**EXERCISE PROMPT:** Check each line of the listing for the string "stimulus". Copy those where it appears.

**RECORDS:**
- - - - - - -

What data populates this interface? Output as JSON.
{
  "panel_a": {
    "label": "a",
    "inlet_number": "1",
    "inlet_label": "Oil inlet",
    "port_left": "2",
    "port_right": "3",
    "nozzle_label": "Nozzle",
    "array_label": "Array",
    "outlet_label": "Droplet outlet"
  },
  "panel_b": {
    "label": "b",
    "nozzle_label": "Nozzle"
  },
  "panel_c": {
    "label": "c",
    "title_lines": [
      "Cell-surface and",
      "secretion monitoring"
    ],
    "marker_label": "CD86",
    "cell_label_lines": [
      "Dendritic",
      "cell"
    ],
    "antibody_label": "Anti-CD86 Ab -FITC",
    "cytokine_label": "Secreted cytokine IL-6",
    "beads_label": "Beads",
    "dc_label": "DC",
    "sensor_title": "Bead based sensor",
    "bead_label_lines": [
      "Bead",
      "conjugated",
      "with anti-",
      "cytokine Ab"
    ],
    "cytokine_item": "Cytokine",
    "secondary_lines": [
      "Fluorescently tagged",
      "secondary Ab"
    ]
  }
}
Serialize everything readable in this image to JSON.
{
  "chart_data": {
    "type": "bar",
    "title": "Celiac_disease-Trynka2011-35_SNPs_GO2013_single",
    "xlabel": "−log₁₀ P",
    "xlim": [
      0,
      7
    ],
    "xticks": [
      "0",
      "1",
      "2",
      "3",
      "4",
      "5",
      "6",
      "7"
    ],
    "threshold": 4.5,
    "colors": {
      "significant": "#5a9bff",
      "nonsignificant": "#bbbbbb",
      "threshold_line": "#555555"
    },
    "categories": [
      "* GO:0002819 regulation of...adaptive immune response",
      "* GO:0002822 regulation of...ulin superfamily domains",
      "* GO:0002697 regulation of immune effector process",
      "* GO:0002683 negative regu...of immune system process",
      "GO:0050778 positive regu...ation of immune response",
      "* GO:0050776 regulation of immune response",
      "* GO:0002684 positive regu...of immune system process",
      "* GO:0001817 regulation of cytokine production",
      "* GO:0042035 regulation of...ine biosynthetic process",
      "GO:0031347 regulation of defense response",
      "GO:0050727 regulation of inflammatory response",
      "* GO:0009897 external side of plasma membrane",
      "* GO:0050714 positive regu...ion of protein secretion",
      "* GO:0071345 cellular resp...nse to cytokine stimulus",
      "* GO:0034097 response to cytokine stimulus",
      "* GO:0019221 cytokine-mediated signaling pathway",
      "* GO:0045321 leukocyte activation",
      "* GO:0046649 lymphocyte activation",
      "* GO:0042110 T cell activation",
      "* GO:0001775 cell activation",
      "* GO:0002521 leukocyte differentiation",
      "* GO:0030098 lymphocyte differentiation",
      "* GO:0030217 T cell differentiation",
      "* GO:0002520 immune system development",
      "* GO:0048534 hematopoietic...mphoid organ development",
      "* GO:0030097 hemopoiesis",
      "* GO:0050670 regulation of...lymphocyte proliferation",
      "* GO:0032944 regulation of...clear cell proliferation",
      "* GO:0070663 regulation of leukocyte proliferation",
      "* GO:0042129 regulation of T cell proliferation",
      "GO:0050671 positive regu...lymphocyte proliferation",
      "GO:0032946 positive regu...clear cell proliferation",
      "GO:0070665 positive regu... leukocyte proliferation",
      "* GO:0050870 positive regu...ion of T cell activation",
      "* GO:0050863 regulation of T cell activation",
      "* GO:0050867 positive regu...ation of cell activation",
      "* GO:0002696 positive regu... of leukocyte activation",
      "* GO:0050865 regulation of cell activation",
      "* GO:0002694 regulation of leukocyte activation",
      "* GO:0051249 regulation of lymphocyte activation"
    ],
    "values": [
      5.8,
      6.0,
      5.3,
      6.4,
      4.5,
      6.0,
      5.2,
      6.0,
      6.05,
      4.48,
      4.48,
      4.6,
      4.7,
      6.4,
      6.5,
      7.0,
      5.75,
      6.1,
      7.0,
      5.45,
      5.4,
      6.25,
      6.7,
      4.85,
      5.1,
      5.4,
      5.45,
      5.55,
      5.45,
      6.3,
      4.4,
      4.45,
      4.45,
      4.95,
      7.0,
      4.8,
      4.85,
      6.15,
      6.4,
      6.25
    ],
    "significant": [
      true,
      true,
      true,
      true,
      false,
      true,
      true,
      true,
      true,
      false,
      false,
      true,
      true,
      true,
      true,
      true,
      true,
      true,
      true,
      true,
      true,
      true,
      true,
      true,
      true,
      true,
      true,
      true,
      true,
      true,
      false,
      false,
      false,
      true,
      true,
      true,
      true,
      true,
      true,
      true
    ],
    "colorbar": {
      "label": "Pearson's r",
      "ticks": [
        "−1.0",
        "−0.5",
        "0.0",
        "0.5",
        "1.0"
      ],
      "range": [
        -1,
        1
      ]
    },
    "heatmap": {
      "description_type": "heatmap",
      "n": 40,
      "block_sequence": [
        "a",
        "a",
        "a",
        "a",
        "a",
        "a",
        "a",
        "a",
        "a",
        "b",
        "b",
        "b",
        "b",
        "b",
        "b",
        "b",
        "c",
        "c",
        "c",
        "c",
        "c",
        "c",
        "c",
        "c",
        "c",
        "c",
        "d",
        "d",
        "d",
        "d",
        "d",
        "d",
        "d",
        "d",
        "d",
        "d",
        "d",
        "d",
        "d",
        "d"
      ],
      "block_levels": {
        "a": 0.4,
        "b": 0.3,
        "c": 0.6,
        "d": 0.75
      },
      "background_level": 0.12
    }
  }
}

- - - - - - -

**OUTPUT FOR THIS TASK:**
      "* GO:0071345 cellular resp...nse to cytokine stimulus",
      "* GO:0034097 response to cytokine stimulus",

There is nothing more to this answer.